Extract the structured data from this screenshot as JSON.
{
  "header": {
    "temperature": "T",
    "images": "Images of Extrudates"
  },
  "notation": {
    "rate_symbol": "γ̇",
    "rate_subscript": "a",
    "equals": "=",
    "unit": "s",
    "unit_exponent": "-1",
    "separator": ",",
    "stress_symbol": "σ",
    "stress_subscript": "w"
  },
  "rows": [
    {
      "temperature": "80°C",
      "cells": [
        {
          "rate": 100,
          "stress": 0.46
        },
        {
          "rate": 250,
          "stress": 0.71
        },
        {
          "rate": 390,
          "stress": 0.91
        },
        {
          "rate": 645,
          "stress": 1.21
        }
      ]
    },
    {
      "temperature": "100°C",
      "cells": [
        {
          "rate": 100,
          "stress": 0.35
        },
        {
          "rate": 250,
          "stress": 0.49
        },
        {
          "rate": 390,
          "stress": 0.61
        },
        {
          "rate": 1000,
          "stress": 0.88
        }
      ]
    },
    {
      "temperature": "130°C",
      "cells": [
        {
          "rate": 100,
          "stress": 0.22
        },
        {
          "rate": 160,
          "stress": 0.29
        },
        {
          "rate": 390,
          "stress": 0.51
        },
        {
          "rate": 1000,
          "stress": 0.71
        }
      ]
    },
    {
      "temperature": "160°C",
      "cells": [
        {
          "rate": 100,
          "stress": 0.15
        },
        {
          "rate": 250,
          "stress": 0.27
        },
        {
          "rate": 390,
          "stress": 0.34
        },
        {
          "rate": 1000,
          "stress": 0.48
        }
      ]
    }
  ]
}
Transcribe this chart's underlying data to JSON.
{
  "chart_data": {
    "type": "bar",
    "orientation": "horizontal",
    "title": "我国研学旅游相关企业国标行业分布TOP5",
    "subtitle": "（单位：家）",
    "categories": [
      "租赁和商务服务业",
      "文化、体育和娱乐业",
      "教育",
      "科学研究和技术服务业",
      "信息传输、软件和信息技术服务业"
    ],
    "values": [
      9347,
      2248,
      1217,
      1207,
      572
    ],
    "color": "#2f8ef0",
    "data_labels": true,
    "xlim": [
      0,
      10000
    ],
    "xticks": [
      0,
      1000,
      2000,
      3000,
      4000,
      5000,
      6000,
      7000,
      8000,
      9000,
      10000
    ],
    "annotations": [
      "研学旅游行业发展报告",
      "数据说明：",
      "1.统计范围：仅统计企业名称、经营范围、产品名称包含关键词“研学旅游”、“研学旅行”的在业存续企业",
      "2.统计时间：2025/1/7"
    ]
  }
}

*Given exercise*:
Set down each entry again, unchanged.

*Answer*:
Extract the structured data from this screenshot as JSON.
{
  "header": {
    "temperature": "T",
    "images": "Images of Extrudates"
  },
  "notation": {
    "rate_symbol": "γ̇",
    "rate_subscript": "a",
    "equals": "=",
    "unit": "s",
    "unit_exponent": "-1",
    "separator": ",",
    "stress_symbol": "σ",
    "stress_subscript": "w"
  },
  "rows": [
    {
      "temperature": "80°C",
      "cells": [
        {
          "rate": 100,
          "stress": 0.46
        },
        {
          "rate": 250,
          "stress": 0.71
        },
        {
          "rate": 390,
          "stress": 0.91
        },
        {
          "rate": 645,
          "stress": 1.21
        }
      ]
    },
    {
      "temperature": "100°C",
      "cells": [
        {
          "rate": 100,
          "stress": 0.35
        },
        {
          "rate": 250,
          "stress": 0.49
        },
        {
          "rate": 390,
          "stress": 0.61
        },
        {
          "rate": 1000,
          "stress": 0.88
        }
      ]
    },
    {
      "temperature": "130°C",
      "cells": [
        {
          "rate": 100,
          "stress": 0.22
        },
        {
          "rate": 160,
          "stress": 0.29
        },
        {
          "rate": 390,
          "stress": 0.51
        },
        {
          "rate": 1000,
          "stress": 0.71
        }
      ]
    },
    {
      "temperature": "160°C",
      "cells": [
        {
          "rate": 100,
          "stress": 0.15
        },
        {
          "rate": 250,
          "stress": 0.27
        },
        {
          "rate": 390,
          "stress": 0.34
        },
        {
          "rate": 1000,
          "stress": 0.48
        }
      ]
    }
  ]
}
Transcribe this chart's underlying data to JSON.
{
  "chart_data": {
    "type": "bar",
    "orientation": "horizontal",
    "title": "我国研学旅游相关企业国标行业分布TOP5",
    "subtitle": "（单位：家）",
    "categories": [
      "租赁和商务服务业",
      "文化、体育和娱乐业",
      "教育",
      "科学研究和技术服务业",
      "信息传输、软件和信息技术服务业"
    ],
    "values": [
      9347,
      2248,
      1217,
      1207,
      572
    ],
    "color": "#2f8ef0",
    "data_labels": true,
    "xlim": [
      0,
      10000
    ],
    "xticks": [
      0,
      1000,
      2000,
      3000,
      4000,
      5000,
      6000,
      7000,
      8000,
      9000,
      10000
    ],
    "annotations": [
      "研学旅游行业发展报告",
      "数据说明：",
      "1.统计范围：仅统计企业名称、经营范围、产品名称包含关键词“研学旅游”、“研学旅行”的在业存续企业",
      "2.统计时间：2025/1/7"
    ]
  }
}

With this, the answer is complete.